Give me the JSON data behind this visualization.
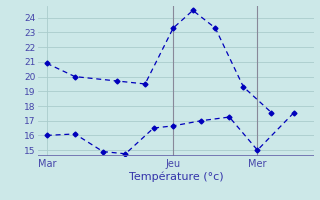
{
  "xlabel": "Température (°c)",
  "background_color": "#cce8e8",
  "grid_color": "#aacccc",
  "line_color": "#0000bb",
  "vline_color": "#888899",
  "bottom_line_color": "#6666aa",
  "tick_color": "#4444aa",
  "xlabel_color": "#3333aa",
  "ylim_min": 14.6,
  "ylim_max": 24.8,
  "xlim_min": -0.3,
  "xlim_max": 9.5,
  "yticks": [
    15,
    16,
    17,
    18,
    19,
    20,
    21,
    22,
    23,
    24
  ],
  "xtick_positions": [
    0,
    4.5,
    7.5
  ],
  "xtick_labels": [
    "Mar",
    "Jeu",
    "Mer"
  ],
  "vline_positions": [
    4.5,
    7.5
  ],
  "line1_x": [
    0.0,
    1.0,
    2.5,
    3.5,
    4.5,
    5.2,
    6.0,
    7.0,
    8.0
  ],
  "line1_y": [
    20.9,
    20.0,
    19.7,
    19.5,
    23.3,
    24.5,
    23.3,
    19.3,
    17.55
  ],
  "line2_x": [
    0.0,
    1.0,
    2.0,
    2.8,
    3.8,
    4.5,
    5.5,
    6.5,
    7.5,
    8.8
  ],
  "line2_y": [
    16.0,
    16.1,
    14.9,
    14.75,
    16.5,
    16.65,
    17.0,
    17.25,
    15.0,
    17.55
  ]
}
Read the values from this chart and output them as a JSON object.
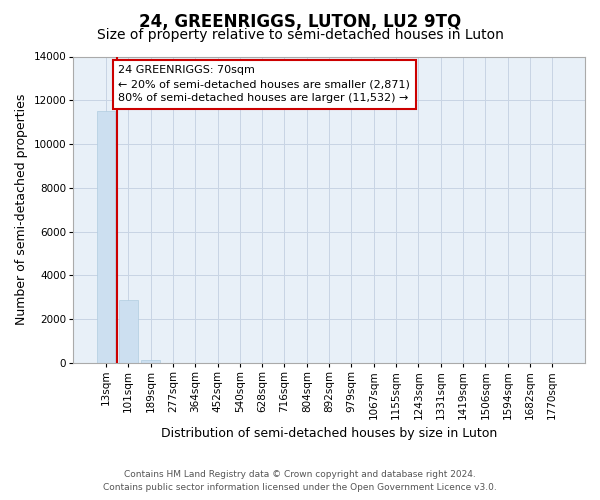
{
  "title": "24, GREENRIGGS, LUTON, LU2 9TQ",
  "subtitle": "Size of property relative to semi-detached houses in Luton",
  "xlabel": "Distribution of semi-detached houses by size in Luton",
  "ylabel": "Number of semi-detached properties",
  "bar_labels": [
    "13sqm",
    "101sqm",
    "189sqm",
    "277sqm",
    "364sqm",
    "452sqm",
    "540sqm",
    "628sqm",
    "716sqm",
    "804sqm",
    "892sqm",
    "979sqm",
    "1067sqm",
    "1155sqm",
    "1243sqm",
    "1331sqm",
    "1419sqm",
    "1506sqm",
    "1594sqm",
    "1682sqm",
    "1770sqm"
  ],
  "bar_values": [
    11532,
    2871,
    150,
    0,
    0,
    0,
    0,
    0,
    0,
    0,
    0,
    0,
    0,
    0,
    0,
    0,
    0,
    0,
    0,
    0,
    0
  ],
  "bar_color": "#ccdff0",
  "bar_edge_color": "#b0cce0",
  "marker_line_color": "#cc0000",
  "annotation_text": "24 GREENRIGGS: 70sqm\n← 20% of semi-detached houses are smaller (2,871)\n80% of semi-detached houses are larger (11,532) →",
  "annotation_box_color": "#ffffff",
  "annotation_box_edge": "#cc0000",
  "ylim": [
    0,
    14000
  ],
  "yticks": [
    0,
    2000,
    4000,
    6000,
    8000,
    10000,
    12000,
    14000
  ],
  "footer_line1": "Contains HM Land Registry data © Crown copyright and database right 2024.",
  "footer_line2": "Contains public sector information licensed under the Open Government Licence v3.0.",
  "bg_color": "#ffffff",
  "plot_bg_color": "#e8f0f8",
  "grid_color": "#c8d4e4",
  "title_fontsize": 12,
  "subtitle_fontsize": 10,
  "axis_label_fontsize": 9,
  "tick_fontsize": 7.5,
  "annotation_fontsize": 8,
  "footer_fontsize": 6.5
}
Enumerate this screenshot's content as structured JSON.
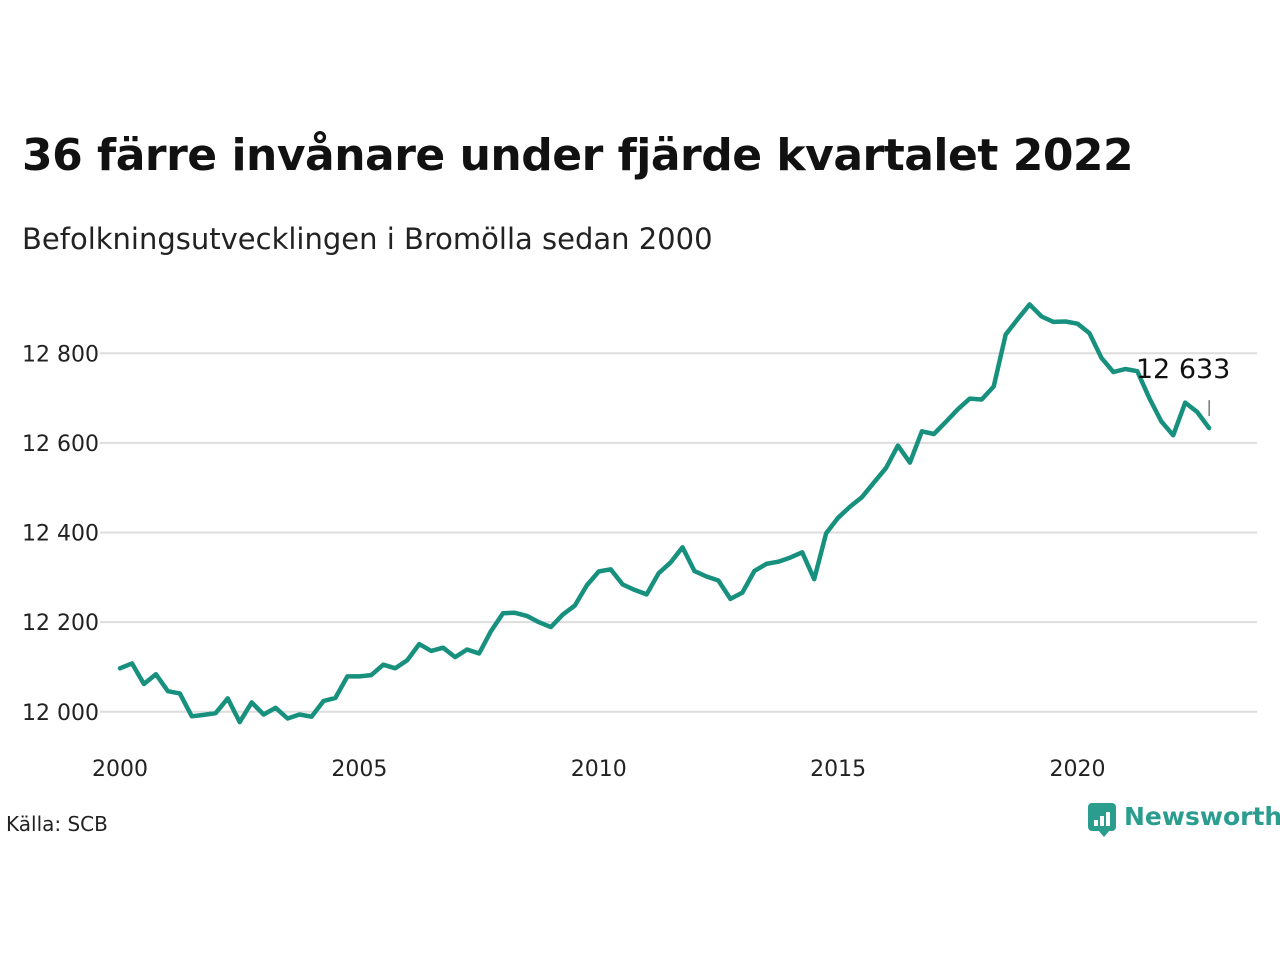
{
  "title": "36 färre invånare under fjärde kvartalet 2022",
  "subtitle": "Befolkningsutvecklingen i Bromölla sedan 2000",
  "source": "Källa: SCB",
  "brand": "Newsworthy",
  "colors": {
    "line": "#18907e",
    "grid": "#dddddd",
    "brand": "#2a9d8f"
  },
  "chart_data": {
    "type": "line",
    "x_start": 2000,
    "x_step": 0.25,
    "xlim": [
      2000,
      2023.75
    ],
    "ylim": [
      11975,
      12910
    ],
    "y_ticks": [
      12000,
      12200,
      12400,
      12600,
      12800
    ],
    "y_tick_labels": [
      "12 000",
      "12 200",
      "12 400",
      "12 600",
      "12 800"
    ],
    "x_ticks": [
      2000,
      2005,
      2010,
      2015,
      2020
    ],
    "x_tick_labels": [
      "2000",
      "2005",
      "2010",
      "2015",
      "2020"
    ],
    "values": [
      12097,
      12108,
      12062,
      12084,
      12046,
      12041,
      11990,
      11993,
      11997,
      12030,
      11977,
      12021,
      11994,
      12009,
      11985,
      11994,
      11989,
      12024,
      12031,
      12079,
      12079,
      12082,
      12105,
      12097,
      12115,
      12151,
      12136,
      12143,
      12122,
      12139,
      12130,
      12180,
      12220,
      12221,
      12214,
      12200,
      12189,
      12217,
      12237,
      12282,
      12313,
      12318,
      12284,
      12272,
      12262,
      12309,
      12333,
      12367,
      12314,
      12302,
      12293,
      12252,
      12266,
      12314,
      12330,
      12335,
      12344,
      12356,
      12296,
      12398,
      12433,
      12458,
      12479,
      12512,
      12544,
      12594,
      12556,
      12626,
      12620,
      12647,
      12675,
      12699,
      12697,
      12726,
      12842,
      12876,
      12909,
      12882,
      12870,
      12871,
      12866,
      12845,
      12790,
      12758,
      12765,
      12760,
      12700,
      12648,
      12617,
      12690,
      12669,
      12633
    ],
    "last_label": "12 633"
  }
}
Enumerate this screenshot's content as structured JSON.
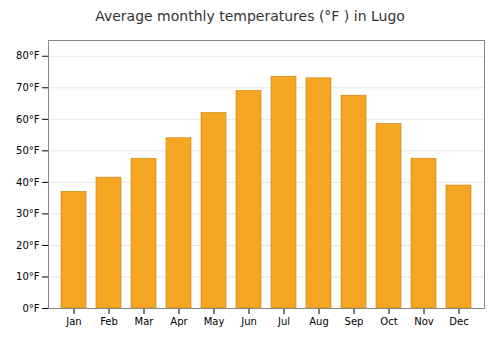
{
  "chart_data": {
    "type": "bar",
    "title": "Average monthly temperatures (°F ) in Lugo",
    "categories": [
      "Jan",
      "Feb",
      "Mar",
      "Apr",
      "May",
      "Jun",
      "Jul",
      "Aug",
      "Sep",
      "Oct",
      "Nov",
      "Dec"
    ],
    "values": [
      37,
      41.5,
      47.5,
      54,
      62,
      69,
      73.5,
      73,
      67.5,
      58.5,
      47.5,
      39
    ],
    "color": "#F5A623",
    "ylim": [
      0,
      85
    ],
    "yticks": [
      {
        "value": 0,
        "label": "0°F"
      },
      {
        "value": 10,
        "label": "10°F"
      },
      {
        "value": 20,
        "label": "20°F"
      },
      {
        "value": 30,
        "label": "30°F"
      },
      {
        "value": 40,
        "label": "40°F"
      },
      {
        "value": 50,
        "label": "50°F"
      },
      {
        "value": 60,
        "label": "60°F"
      },
      {
        "value": 70,
        "label": "70°F"
      },
      {
        "value": 80,
        "label": "80°F"
      }
    ],
    "grid": true
  }
}
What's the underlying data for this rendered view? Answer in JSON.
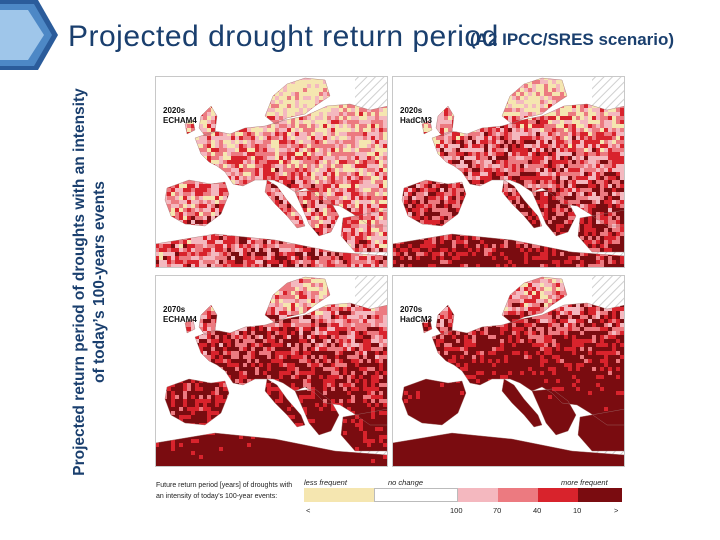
{
  "slide": {
    "title": "Projected drought return period",
    "subtitle": "(A2 IPCC/SRES scenario)",
    "side_label": "Projected return period of droughts with an intensity of today’s 100-years events"
  },
  "maps": [
    {
      "period": "2020s",
      "model": "ECHAM4"
    },
    {
      "period": "2020s",
      "model": "HadCM3"
    },
    {
      "period": "2070s",
      "model": "ECHAM4"
    },
    {
      "period": "2070s",
      "model": "HadCM3"
    }
  ],
  "legend": {
    "description": "Future return period [years] of droughts with an intensity of today's 100-year events:",
    "less_frequent": "less frequent",
    "no_change": "no change",
    "more_frequent": "more frequent",
    "ticks": [
      "<",
      "100",
      "70",
      "40",
      "10",
      ">"
    ]
  },
  "colors": {
    "title_blue": "#1a3f6e",
    "less_frequent": "#f5e6b0",
    "no_change": "#ffffff",
    "class_100_70": "#f4b8bf",
    "class_70_40": "#ec7a80",
    "class_40_10": "#d8232c",
    "class_lt10": "#7a0c10",
    "sea": "#ffffff",
    "nodata_hatch": "#d0d0d0"
  }
}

### Goal
Will you restate every entry word for word and omit the images?

### Output of the task
Give me the JSON data behind this visualization.
{
  "xlabel": "Température (°c)",
  "background_color": "#cce8e8",
  "grid_color": "#aacccc",
  "line_color": "#0000bb",
  "vline_color": "#888899",
  "bottom_line_color": "#6666aa",
  "tick_color": "#4444aa",
  "xlabel_color": "#3333aa",
  "ylim_min": 14.6,
  "ylim_max": 24.8,
  "xlim_min": -0.3,
  "xlim_max": 9.5,
  "yticks": [
    15,
    16,
    17,
    18,
    19,
    20,
    21,
    22,
    23,
    24
  ],
  "xtick_positions": [
    0,
    4.5,
    7.5
  ],
  "xtick_labels": [
    "Mar",
    "Jeu",
    "Mer"
  ],
  "vline_positions": [
    4.5,
    7.5
  ],
  "line1_x": [
    0.0,
    1.0,
    2.5,
    3.5,
    4.5,
    5.2,
    6.0,
    7.0,
    8.0
  ],
  "line1_y": [
    20.9,
    20.0,
    19.7,
    19.5,
    23.3,
    24.5,
    23.3,
    19.3,
    17.55
  ],
  "line2_x": [
    0.0,
    1.0,
    2.0,
    2.8,
    3.8,
    4.5,
    5.5,
    6.5,
    7.5,
    8.8
  ],
  "line2_y": [
    16.0,
    16.1,
    14.9,
    14.75,
    16.5,
    16.65,
    17.0,
    17.25,
    15.0,
    17.55
  ]
}
Read the values from this chart and output them as a JSON object.
{
  "title": "24, GREENRIGGS, LUTON, LU2 9TQ",
  "subtitle": "Size of property relative to semi-detached houses in Luton",
  "xlabel": "Distribution of semi-detached houses by size in Luton",
  "ylabel": "Number of semi-detached properties",
  "bar_labels": [
    "13sqm",
    "101sqm",
    "189sqm",
    "277sqm",
    "364sqm",
    "452sqm",
    "540sqm",
    "628sqm",
    "716sqm",
    "804sqm",
    "892sqm",
    "979sqm",
    "1067sqm",
    "1155sqm",
    "1243sqm",
    "1331sqm",
    "1419sqm",
    "1506sqm",
    "1594sqm",
    "1682sqm",
    "1770sqm"
  ],
  "bar_values": [
    11532,
    2871,
    150,
    0,
    0,
    0,
    0,
    0,
    0,
    0,
    0,
    0,
    0,
    0,
    0,
    0,
    0,
    0,
    0,
    0,
    0
  ],
  "bar_color": "#ccdff0",
  "bar_edge_color": "#b0cce0",
  "marker_line_color": "#cc0000",
  "annotation_text": "24 GREENRIGGS: 70sqm\n← 20% of semi-detached houses are smaller (2,871)\n80% of semi-detached houses are larger (11,532) →",
  "annotation_box_color": "#ffffff",
  "annotation_box_edge": "#cc0000",
  "ylim": [
    0,
    14000
  ],
  "yticks": [
    0,
    2000,
    4000,
    6000,
    8000,
    10000,
    12000,
    14000
  ],
  "footer_line1": "Contains HM Land Registry data © Crown copyright and database right 2024.",
  "footer_line2": "Contains public sector information licensed under the Open Government Licence v3.0.",
  "bg_color": "#ffffff",
  "plot_bg_color": "#e8f0f8",
  "grid_color": "#c8d4e4",
  "title_fontsize": 12,
  "subtitle_fontsize": 10,
  "axis_label_fontsize": 9,
  "tick_fontsize": 7.5,
  "annotation_fontsize": 8,
  "footer_fontsize": 6.5
}
Enumerate this screenshot's content as structured JSON.
{
  "title": "36 färre invånare under fjärde kvartalet 2022",
  "subtitle": "Befolkningsutvecklingen i Bromölla sedan 2000",
  "source": "Källa: SCB",
  "brand": "Newsworthy",
  "colors": {
    "line": "#18907e",
    "grid": "#dddddd",
    "brand": "#2a9d8f"
  },
  "chart_data": {
    "type": "line",
    "x_start": 2000,
    "x_step": 0.25,
    "xlim": [
      2000,
      2023.75
    ],
    "ylim": [
      11975,
      12910
    ],
    "y_ticks": [
      12000,
      12200,
      12400,
      12600,
      12800
    ],
    "y_tick_labels": [
      "12 000",
      "12 200",
      "12 400",
      "12 600",
      "12 800"
    ],
    "x_ticks": [
      2000,
      2005,
      2010,
      2015,
      2020
    ],
    "x_tick_labels": [
      "2000",
      "2005",
      "2010",
      "2015",
      "2020"
    ],
    "values": [
      12097,
      12108,
      12062,
      12084,
      12046,
      12041,
      11990,
      11993,
      11997,
      12030,
      11977,
      12021,
      11994,
      12009,
      11985,
      11994,
      11989,
      12024,
      12031,
      12079,
      12079,
      12082,
      12105,
      12097,
      12115,
      12151,
      12136,
      12143,
      12122,
      12139,
      12130,
      12180,
      12220,
      12221,
      12214,
      12200,
      12189,
      12217,
      12237,
      12282,
      12313,
      12318,
      12284,
      12272,
      12262,
      12309,
      12333,
      12367,
      12314,
      12302,
      12293,
      12252,
      12266,
      12314,
      12330,
      12335,
      12344,
      12356,
      12296,
      12398,
      12433,
      12458,
      12479,
      12512,
      12544,
      12594,
      12556,
      12626,
      12620,
      12647,
      12675,
      12699,
      12697,
      12726,
      12842,
      12876,
      12909,
      12882,
      12870,
      12871,
      12866,
      12845,
      12790,
      12758,
      12765,
      12760,
      12700,
      12648,
      12617,
      12690,
      12669,
      12633
    ],
    "last_label": "12 633"
  }
}
Enumerate this screenshot's content as structured JSON.
{
  "chart_data": {
    "type": "bar",
    "title": "Average monthly temperatures (°F ) in Lugo",
    "categories": [
      "Jan",
      "Feb",
      "Mar",
      "Apr",
      "May",
      "Jun",
      "Jul",
      "Aug",
      "Sep",
      "Oct",
      "Nov",
      "Dec"
    ],
    "values": [
      37,
      41.5,
      47.5,
      54,
      62,
      69,
      73.5,
      73,
      67.5,
      58.5,
      47.5,
      39
    ],
    "color": "#F5A623",
    "ylim": [
      0,
      85
    ],
    "yticks": [
      {
        "value": 0,
        "label": "0°F"
      },
      {
        "value": 10,
        "label": "10°F"
      },
      {
        "value": 20,
        "label": "20°F"
      },
      {
        "value": 30,
        "label": "30°F"
      },
      {
        "value": 40,
        "label": "40°F"
      },
      {
        "value": 50,
        "label": "50°F"
      },
      {
        "value": 60,
        "label": "60°F"
      },
      {
        "value": 70,
        "label": "70°F"
      },
      {
        "value": 80,
        "label": "80°F"
      }
    ],
    "grid": true
  }
}
What's the underlying data for this rendered view? Answer in JSON.
{
  "slide": {
    "title": "Projected drought return period",
    "subtitle": "(A2 IPCC/SRES scenario)",
    "side_label": "Projected return period of droughts with an intensity of today’s 100-years events"
  },
  "maps": [
    {
      "period": "2020s",
      "model": "ECHAM4"
    },
    {
      "period": "2020s",
      "model": "HadCM3"
    },
    {
      "period": "2070s",
      "model": "ECHAM4"
    },
    {
      "period": "2070s",
      "model": "HadCM3"
    }
  ],
  "legend": {
    "description": "Future return period [years] of droughts with an intensity of today's 100-year events:",
    "less_frequent": "less frequent",
    "no_change": "no change",
    "more_frequent": "more frequent",
    "ticks": [
      "<",
      "100",
      "70",
      "40",
      "10",
      ">"
    ]
  },
  "colors": {
    "title_blue": "#1a3f6e",
    "less_frequent": "#f5e6b0",
    "no_change": "#ffffff",
    "class_100_70": "#f4b8bf",
    "class_70_40": "#ec7a80",
    "class_40_10": "#d8232c",
    "class_lt10": "#7a0c10",
    "sea": "#ffffff",
    "nodata_hatch": "#d0d0d0"
  }
}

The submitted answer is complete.